GOAL.
Give every entry again, unchanged, and leave its images out.

RECORDS TO PROCESS.

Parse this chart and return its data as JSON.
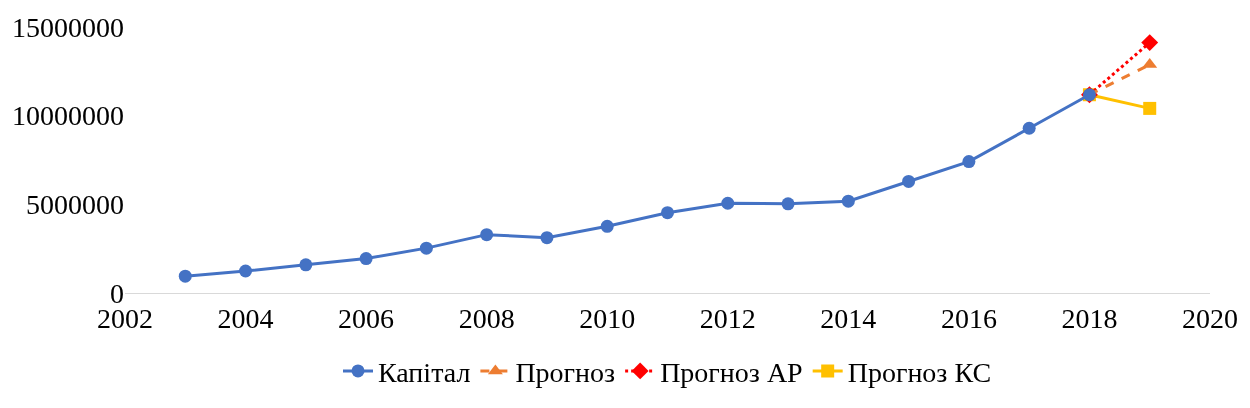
{
  "chart_data": {
    "type": "line",
    "xlim": [
      2002,
      2020
    ],
    "xticks": [
      2002,
      2004,
      2006,
      2008,
      2010,
      2012,
      2014,
      2016,
      2018,
      2020
    ],
    "ylim": [
      0,
      15000000
    ],
    "yticks": [
      0,
      5000000,
      10000000,
      15000000
    ],
    "grid": false,
    "legend": "bottom",
    "series": [
      {
        "name": "Капітал",
        "color": "#4472c4",
        "marker": "circle",
        "line_style": "solid",
        "x": [
          2003,
          2004,
          2005,
          2006,
          2007,
          2008,
          2009,
          2010,
          2011,
          2012,
          2013,
          2014,
          2015,
          2016,
          2017,
          2018
        ],
        "values": [
          950000,
          1240000,
          1590000,
          1940000,
          2530000,
          3290000,
          3120000,
          3760000,
          4530000,
          5060000,
          5030000,
          5180000,
          6290000,
          7410000,
          9290000,
          11180000
        ]
      },
      {
        "name": "Прогноз",
        "color": "#ed7d31",
        "marker": "triangle",
        "line_style": "dashed",
        "x": [
          2018,
          2019
        ],
        "values": [
          11180000,
          12880000
        ]
      },
      {
        "name": "Прогноз АР",
        "color": "#ff0000",
        "marker": "diamond",
        "line_style": "dotted",
        "x": [
          2018,
          2019
        ],
        "values": [
          11180000,
          14120000
        ]
      },
      {
        "name": "Прогноз КС",
        "color": "#ffc000",
        "marker": "square",
        "line_style": "solid",
        "x": [
          2018,
          2019
        ],
        "values": [
          11180000,
          10410000
        ]
      }
    ]
  }
}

THE RESULT.
Parse this chart and return its data as JSON.
{
  "chart_data": {
    "type": "line",
    "xlim": [
      2002,
      2020
    ],
    "xticks": [
      2002,
      2004,
      2006,
      2008,
      2010,
      2012,
      2014,
      2016,
      2018,
      2020
    ],
    "ylim": [
      0,
      15000000
    ],
    "yticks": [
      0,
      5000000,
      10000000,
      15000000
    ],
    "grid": false,
    "legend": "bottom",
    "series": [
      {
        "name": "Капітал",
        "color": "#4472c4",
        "marker": "circle",
        "line_style": "solid",
        "x": [
          2003,
          2004,
          2005,
          2006,
          2007,
          2008,
          2009,
          2010,
          2011,
          2012,
          2013,
          2014,
          2015,
          2016,
          2017,
          2018
        ],
        "values": [
          950000,
          1240000,
          1590000,
          1940000,
          2530000,
          3290000,
          3120000,
          3760000,
          4530000,
          5060000,
          5030000,
          5180000,
          6290000,
          7410000,
          9290000,
          11180000
        ]
      },
      {
        "name": "Прогноз",
        "color": "#ed7d31",
        "marker": "triangle",
        "line_style": "dashed",
        "x": [
          2018,
          2019
        ],
        "values": [
          11180000,
          12880000
        ]
      },
      {
        "name": "Прогноз АР",
        "color": "#ff0000",
        "marker": "diamond",
        "line_style": "dotted",
        "x": [
          2018,
          2019
        ],
        "values": [
          11180000,
          14120000
        ]
      },
      {
        "name": "Прогноз КС",
        "color": "#ffc000",
        "marker": "square",
        "line_style": "solid",
        "x": [
          2018,
          2019
        ],
        "values": [
          11180000,
          10410000
        ]
      }
    ]
  }
}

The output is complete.